> _Short task_: Identify every line containing the word "Predicted" and reproduce each one.

> _Information shown_:

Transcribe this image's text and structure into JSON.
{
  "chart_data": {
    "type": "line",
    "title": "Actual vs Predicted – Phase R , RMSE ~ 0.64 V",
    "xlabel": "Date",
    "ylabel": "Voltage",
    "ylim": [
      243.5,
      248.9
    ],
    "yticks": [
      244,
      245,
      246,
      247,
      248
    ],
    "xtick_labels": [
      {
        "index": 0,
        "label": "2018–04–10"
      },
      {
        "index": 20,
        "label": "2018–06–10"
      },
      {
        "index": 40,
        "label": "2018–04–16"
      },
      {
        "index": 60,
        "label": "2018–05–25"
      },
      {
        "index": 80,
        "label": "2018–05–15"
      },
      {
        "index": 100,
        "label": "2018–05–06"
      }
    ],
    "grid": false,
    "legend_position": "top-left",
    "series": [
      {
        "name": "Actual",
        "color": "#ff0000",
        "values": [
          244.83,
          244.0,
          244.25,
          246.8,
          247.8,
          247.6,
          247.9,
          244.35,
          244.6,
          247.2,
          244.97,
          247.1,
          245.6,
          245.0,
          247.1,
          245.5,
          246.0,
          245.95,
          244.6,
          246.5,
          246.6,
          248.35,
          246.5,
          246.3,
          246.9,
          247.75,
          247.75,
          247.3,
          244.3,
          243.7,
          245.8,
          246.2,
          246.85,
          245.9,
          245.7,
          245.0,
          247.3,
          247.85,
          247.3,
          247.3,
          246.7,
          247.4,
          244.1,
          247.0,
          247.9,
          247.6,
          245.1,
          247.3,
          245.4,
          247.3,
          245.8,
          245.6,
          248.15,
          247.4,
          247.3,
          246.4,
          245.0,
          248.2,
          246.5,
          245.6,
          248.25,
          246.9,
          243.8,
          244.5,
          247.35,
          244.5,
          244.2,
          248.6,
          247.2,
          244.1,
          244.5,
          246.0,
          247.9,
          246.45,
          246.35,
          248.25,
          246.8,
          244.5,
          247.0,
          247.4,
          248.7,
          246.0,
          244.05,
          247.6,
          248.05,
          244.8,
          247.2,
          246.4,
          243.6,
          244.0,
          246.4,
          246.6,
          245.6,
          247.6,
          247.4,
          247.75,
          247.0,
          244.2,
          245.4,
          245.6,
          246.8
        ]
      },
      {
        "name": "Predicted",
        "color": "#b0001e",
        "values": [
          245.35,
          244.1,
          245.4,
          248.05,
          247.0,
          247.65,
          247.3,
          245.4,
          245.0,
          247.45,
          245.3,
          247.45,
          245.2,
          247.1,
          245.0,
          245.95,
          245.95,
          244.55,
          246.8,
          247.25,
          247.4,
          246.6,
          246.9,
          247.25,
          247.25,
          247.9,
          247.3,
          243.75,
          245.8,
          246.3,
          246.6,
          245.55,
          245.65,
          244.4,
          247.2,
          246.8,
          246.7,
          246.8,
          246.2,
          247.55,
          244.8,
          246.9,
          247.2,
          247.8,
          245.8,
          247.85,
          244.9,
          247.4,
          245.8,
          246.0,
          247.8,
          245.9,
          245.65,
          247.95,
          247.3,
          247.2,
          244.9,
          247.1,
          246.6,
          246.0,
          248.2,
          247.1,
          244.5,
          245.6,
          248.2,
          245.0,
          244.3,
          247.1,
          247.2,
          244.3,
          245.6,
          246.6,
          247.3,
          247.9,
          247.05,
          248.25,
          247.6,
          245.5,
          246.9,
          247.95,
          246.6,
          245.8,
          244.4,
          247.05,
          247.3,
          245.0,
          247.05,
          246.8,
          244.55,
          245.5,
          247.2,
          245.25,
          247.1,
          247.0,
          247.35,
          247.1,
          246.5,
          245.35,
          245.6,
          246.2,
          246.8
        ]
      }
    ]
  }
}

> _Finished answer_:
    "title": "Actual vs Predicted – Phase R , RMSE ~ 0.64 V",
        "name": "Predicted",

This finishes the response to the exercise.